====== Task input
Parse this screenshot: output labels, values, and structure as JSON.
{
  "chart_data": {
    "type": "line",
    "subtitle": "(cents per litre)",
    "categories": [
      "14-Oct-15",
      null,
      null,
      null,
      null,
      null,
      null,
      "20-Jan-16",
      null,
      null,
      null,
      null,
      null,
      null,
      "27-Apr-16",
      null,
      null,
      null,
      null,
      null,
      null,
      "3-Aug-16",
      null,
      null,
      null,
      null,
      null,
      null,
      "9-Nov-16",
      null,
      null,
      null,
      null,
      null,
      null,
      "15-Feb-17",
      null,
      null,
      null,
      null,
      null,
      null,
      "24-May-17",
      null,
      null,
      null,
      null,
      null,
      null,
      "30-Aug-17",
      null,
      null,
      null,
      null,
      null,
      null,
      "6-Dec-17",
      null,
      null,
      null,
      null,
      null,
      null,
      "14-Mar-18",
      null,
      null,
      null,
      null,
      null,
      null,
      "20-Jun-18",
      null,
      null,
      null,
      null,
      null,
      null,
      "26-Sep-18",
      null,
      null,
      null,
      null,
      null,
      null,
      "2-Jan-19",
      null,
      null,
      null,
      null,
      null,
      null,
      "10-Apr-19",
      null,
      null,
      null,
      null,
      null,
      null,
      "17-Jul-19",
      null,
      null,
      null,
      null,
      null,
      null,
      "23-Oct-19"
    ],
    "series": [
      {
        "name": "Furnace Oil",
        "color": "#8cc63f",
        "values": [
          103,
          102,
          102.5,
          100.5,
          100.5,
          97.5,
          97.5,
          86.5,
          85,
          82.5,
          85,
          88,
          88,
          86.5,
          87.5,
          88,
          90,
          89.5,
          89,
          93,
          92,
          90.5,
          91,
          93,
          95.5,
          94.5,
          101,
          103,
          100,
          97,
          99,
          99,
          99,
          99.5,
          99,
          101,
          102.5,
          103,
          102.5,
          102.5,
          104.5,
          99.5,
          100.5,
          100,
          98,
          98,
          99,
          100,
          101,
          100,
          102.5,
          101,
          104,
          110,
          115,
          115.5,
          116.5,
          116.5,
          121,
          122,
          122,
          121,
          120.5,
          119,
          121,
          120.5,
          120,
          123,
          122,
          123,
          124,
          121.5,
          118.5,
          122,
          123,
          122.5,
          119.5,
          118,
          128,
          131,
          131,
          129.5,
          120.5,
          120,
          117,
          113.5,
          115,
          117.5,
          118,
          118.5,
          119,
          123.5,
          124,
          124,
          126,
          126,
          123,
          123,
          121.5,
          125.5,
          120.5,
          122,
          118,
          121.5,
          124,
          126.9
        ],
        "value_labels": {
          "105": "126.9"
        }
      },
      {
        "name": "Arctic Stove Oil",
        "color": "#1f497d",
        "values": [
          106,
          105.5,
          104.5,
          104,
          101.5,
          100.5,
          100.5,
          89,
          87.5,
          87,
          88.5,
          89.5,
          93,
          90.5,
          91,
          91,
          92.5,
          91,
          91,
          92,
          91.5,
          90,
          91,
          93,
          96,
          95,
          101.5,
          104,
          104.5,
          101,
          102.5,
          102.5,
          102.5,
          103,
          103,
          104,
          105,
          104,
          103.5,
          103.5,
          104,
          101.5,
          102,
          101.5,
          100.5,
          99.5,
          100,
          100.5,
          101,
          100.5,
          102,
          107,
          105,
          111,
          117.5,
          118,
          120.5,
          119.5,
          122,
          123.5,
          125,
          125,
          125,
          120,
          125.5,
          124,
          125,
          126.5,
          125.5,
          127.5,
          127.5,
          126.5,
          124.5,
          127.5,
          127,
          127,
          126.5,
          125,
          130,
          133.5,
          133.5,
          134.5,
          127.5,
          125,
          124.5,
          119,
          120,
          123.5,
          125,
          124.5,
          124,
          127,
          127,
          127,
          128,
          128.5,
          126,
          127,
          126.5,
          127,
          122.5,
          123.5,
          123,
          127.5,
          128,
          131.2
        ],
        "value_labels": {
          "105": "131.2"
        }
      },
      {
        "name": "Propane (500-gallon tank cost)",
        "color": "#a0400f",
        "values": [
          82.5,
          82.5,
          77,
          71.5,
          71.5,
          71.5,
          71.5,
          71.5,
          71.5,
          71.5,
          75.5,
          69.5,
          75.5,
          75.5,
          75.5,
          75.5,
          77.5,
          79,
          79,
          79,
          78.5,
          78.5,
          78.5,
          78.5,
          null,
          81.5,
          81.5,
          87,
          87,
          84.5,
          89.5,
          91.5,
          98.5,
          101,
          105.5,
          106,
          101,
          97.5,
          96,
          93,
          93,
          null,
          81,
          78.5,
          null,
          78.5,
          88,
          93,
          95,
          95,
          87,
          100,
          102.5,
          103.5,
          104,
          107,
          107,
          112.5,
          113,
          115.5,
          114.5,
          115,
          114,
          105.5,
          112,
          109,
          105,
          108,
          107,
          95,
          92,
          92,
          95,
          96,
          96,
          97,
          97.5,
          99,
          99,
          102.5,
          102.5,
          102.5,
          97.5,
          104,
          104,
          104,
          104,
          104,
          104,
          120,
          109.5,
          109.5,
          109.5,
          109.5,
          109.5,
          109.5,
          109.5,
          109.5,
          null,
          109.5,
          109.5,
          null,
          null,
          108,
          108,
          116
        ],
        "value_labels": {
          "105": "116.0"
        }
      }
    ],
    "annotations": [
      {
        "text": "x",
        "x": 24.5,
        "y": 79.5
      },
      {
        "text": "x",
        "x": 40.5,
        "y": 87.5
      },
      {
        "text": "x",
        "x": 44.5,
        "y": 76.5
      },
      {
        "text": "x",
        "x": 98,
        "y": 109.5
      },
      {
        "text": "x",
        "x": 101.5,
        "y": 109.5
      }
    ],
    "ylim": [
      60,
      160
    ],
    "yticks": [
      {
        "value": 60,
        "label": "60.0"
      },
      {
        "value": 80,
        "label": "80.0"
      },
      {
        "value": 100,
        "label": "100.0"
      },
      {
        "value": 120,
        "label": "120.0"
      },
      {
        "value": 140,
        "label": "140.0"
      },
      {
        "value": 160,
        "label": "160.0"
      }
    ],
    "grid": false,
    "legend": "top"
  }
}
============
**Work required:** Give a word-for-word copy of the records.

**Exercise solution:**
Parse this screenshot: output labels, values, and structure as JSON.
{
  "chart_data": {
    "type": "line",
    "subtitle": "(cents per litre)",
    "categories": [
      "14-Oct-15",
      null,
      null,
      null,
      null,
      null,
      null,
      "20-Jan-16",
      null,
      null,
      null,
      null,
      null,
      null,
      "27-Apr-16",
      null,
      null,
      null,
      null,
      null,
      null,
      "3-Aug-16",
      null,
      null,
      null,
      null,
      null,
      null,
      "9-Nov-16",
      null,
      null,
      null,
      null,
      null,
      null,
      "15-Feb-17",
      null,
      null,
      null,
      null,
      null,
      null,
      "24-May-17",
      null,
      null,
      null,
      null,
      null,
      null,
      "30-Aug-17",
      null,
      null,
      null,
      null,
      null,
      null,
      "6-Dec-17",
      null,
      null,
      null,
      null,
      null,
      null,
      "14-Mar-18",
      null,
      null,
      null,
      null,
      null,
      null,
      "20-Jun-18",
      null,
      null,
      null,
      null,
      null,
      null,
      "26-Sep-18",
      null,
      null,
      null,
      null,
      null,
      null,
      "2-Jan-19",
      null,
      null,
      null,
      null,
      null,
      null,
      "10-Apr-19",
      null,
      null,
      null,
      null,
      null,
      null,
      "17-Jul-19",
      null,
      null,
      null,
      null,
      null,
      null,
      "23-Oct-19"
    ],
    "series": [
      {
        "name": "Furnace Oil",
        "color": "#8cc63f",
        "values": [
          103,
          102,
          102.5,
          100.5,
          100.5,
          97.5,
          97.5,
          86.5,
          85,
          82.5,
          85,
          88,
          88,
          86.5,
          87.5,
          88,
          90,
          89.5,
          89,
          93,
          92,
          90.5,
          91,
          93,
          95.5,
          94.5,
          101,
          103,
          100,
          97,
          99,
          99,
          99,
          99.5,
          99,
          101,
          102.5,
          103,
          102.5,
          102.5,
          104.5,
          99.5,
          100.5,
          100,
          98,
          98,
          99,
          100,
          101,
          100,
          102.5,
          101,
          104,
          110,
          115,
          115.5,
          116.5,
          116.5,
          121,
          122,
          122,
          121,
          120.5,
          119,
          121,
          120.5,
          120,
          123,
          122,
          123,
          124,
          121.5,
          118.5,
          122,
          123,
          122.5,
          119.5,
          118,
          128,
          131,
          131,
          129.5,
          120.5,
          120,
          117,
          113.5,
          115,
          117.5,
          118,
          118.5,
          119,
          123.5,
          124,
          124,
          126,
          126,
          123,
          123,
          121.5,
          125.5,
          120.5,
          122,
          118,
          121.5,
          124,
          126.9
        ],
        "value_labels": {
          "105": "126.9"
        }
      },
      {
        "name": "Arctic Stove Oil",
        "color": "#1f497d",
        "values": [
          106,
          105.5,
          104.5,
          104,
          101.5,
          100.5,
          100.5,
          89,
          87.5,
          87,
          88.5,
          89.5,
          93,
          90.5,
          91,
          91,
          92.5,
          91,
          91,
          92,
          91.5,
          90,
          91,
          93,
          96,
          95,
          101.5,
          104,
          104.5,
          101,
          102.5,
          102.5,
          102.5,
          103,
          103,
          104,
          105,
          104,
          103.5,
          103.5,
          104,
          101.5,
          102,
          101.5,
          100.5,
          99.5,
          100,
          100.5,
          101,
          100.5,
          102,
          107,
          105,
          111,
          117.5,
          118,
          120.5,
          119.5,
          122,
          123.5,
          125,
          125,
          125,
          120,
          125.5,
          124,
          125,
          126.5,
          125.5,
          127.5,
          127.5,
          126.5,
          124.5,
          127.5,
          127,
          127,
          126.5,
          125,
          130,
          133.5,
          133.5,
          134.5,
          127.5,
          125,
          124.5,
          119,
          120,
          123.5,
          125,
          124.5,
          124,
          127,
          127,
          127,
          128,
          128.5,
          126,
          127,
          126.5,
          127,
          122.5,
          123.5,
          123,
          127.5,
          128,
          131.2
        ],
        "value_labels": {
          "105": "131.2"
        }
      },
      {
        "name": "Propane (500-gallon tank cost)",
        "color": "#a0400f",
        "values": [
          82.5,
          82.5,
          77,
          71.5,
          71.5,
          71.5,
          71.5,
          71.5,
          71.5,
          71.5,
          75.5,
          69.5,
          75.5,
          75.5,
          75.5,
          75.5,
          77.5,
          79,
          79,
          79,
          78.5,
          78.5,
          78.5,
          78.5,
          null,
          81.5,
          81.5,
          87,
          87,
          84.5,
          89.5,
          91.5,
          98.5,
          101,
          105.5,
          106,
          101,
          97.5,
          96,
          93,
          93,
          null,
          81,
          78.5,
          null,
          78.5,
          88,
          93,
          95,
          95,
          87,
          100,
          102.5,
          103.5,
          104,
          107,
          107,
          112.5,
          113,
          115.5,
          114.5,
          115,
          114,
          105.5,
          112,
          109,
          105,
          108,
          107,
          95,
          92,
          92,
          95,
          96,
          96,
          97,
          97.5,
          99,
          99,
          102.5,
          102.5,
          102.5,
          97.5,
          104,
          104,
          104,
          104,
          104,
          104,
          120,
          109.5,
          109.5,
          109.5,
          109.5,
          109.5,
          109.5,
          109.5,
          109.5,
          null,
          109.5,
          109.5,
          null,
          null,
          108,
          108,
          116
        ],
        "value_labels": {
          "105": "116.0"
        }
      }
    ],
    "annotations": [
      {
        "text": "x",
        "x": 24.5,
        "y": 79.5
      },
      {
        "text": "x",
        "x": 40.5,
        "y": 87.5
      },
      {
        "text": "x",
        "x": 44.5,
        "y": 76.5
      },
      {
        "text": "x",
        "x": 98,
        "y": 109.5
      },
      {
        "text": "x",
        "x": 101.5,
        "y": 109.5
      }
    ],
    "ylim": [
      60,
      160
    ],
    "yticks": [
      {
        "value": 60,
        "label": "60.0"
      },
      {
        "value": 80,
        "label": "80.0"
      },
      {
        "value": 100,
        "label": "100.0"
      },
      {
        "value": 120,
        "label": "120.0"
      },
      {
        "value": 140,
        "label": "140.0"
      },
      {
        "value": 160,
        "label": "160.0"
      }
    ],
    "grid": false,
    "legend": "top"
  }
}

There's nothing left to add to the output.